BRIEF
Locate the line containing "Type out the text in this image." in the data below. Reproduce it and every following line up to the end, exactly as given.

(Part of a data file)
╔══
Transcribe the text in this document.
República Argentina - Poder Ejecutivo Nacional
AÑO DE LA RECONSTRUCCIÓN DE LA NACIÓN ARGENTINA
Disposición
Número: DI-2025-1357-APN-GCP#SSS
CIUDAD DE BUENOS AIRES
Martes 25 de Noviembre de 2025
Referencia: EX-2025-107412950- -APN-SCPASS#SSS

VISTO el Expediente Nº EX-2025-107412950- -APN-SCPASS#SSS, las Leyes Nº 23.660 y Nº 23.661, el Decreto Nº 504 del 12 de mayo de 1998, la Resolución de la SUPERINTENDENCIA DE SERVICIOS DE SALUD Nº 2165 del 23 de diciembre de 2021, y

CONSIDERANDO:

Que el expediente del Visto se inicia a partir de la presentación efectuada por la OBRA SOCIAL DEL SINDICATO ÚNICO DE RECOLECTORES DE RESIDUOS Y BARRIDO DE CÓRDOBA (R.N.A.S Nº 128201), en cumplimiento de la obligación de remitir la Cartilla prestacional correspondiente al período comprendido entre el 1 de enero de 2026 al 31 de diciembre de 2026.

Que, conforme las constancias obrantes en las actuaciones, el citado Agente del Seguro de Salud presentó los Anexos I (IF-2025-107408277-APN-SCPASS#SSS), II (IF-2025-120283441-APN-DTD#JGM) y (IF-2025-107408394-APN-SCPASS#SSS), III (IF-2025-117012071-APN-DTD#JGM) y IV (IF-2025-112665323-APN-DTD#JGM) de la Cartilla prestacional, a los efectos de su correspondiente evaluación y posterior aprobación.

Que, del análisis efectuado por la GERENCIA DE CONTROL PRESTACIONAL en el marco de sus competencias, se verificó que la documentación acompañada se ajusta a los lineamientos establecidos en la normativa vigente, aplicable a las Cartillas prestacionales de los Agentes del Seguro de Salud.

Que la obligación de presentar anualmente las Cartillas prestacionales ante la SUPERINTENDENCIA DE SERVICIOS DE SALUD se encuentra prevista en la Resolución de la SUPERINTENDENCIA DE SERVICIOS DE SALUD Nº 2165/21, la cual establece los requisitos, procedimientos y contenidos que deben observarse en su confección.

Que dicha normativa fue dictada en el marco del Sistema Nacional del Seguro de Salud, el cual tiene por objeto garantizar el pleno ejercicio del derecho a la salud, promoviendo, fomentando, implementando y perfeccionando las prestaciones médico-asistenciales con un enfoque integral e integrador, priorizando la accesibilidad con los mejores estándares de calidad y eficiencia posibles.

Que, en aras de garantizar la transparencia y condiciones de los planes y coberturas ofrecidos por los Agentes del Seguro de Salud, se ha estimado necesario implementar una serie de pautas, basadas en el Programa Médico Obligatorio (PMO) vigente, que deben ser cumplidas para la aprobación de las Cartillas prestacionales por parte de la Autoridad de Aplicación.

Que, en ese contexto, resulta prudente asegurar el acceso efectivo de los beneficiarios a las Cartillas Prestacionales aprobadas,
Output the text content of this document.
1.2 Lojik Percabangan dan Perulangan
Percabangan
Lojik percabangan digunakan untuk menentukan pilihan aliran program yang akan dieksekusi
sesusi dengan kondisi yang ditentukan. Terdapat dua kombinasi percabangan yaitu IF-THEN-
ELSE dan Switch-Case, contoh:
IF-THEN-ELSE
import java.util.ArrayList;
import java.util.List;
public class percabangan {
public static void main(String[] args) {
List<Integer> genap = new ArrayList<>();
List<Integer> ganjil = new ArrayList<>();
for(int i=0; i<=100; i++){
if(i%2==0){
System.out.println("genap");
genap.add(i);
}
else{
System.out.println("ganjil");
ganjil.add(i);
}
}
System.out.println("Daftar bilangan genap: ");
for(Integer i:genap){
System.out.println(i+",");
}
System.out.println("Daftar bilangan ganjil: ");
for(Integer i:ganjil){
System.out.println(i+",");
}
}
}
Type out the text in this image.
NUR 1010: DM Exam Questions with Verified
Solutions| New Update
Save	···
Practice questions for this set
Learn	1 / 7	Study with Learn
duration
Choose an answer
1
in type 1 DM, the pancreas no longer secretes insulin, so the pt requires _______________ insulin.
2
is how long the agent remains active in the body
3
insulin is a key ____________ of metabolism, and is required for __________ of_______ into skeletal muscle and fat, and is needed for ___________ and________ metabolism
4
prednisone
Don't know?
╚══
SOLUTION TO THIS PROBLEM
Type out the text in this image.
NUR 1010: DM Exam Questions with Verified
Solutions| New Update
Save	···
Practice questions for this set
Learn	1 / 7	Study with Learn
duration
Choose an answer
1
in type 1 DM, the pancreas no longer secretes insulin, so the pt requires _______________ insulin.
2
is how long the agent remains active in the body
3
insulin is a key ____________ of metabolism, and is required for __________ of_______ into skeletal muscle and fat, and is needed for ___________ and________ metabolism
4
prednisone
Don't know?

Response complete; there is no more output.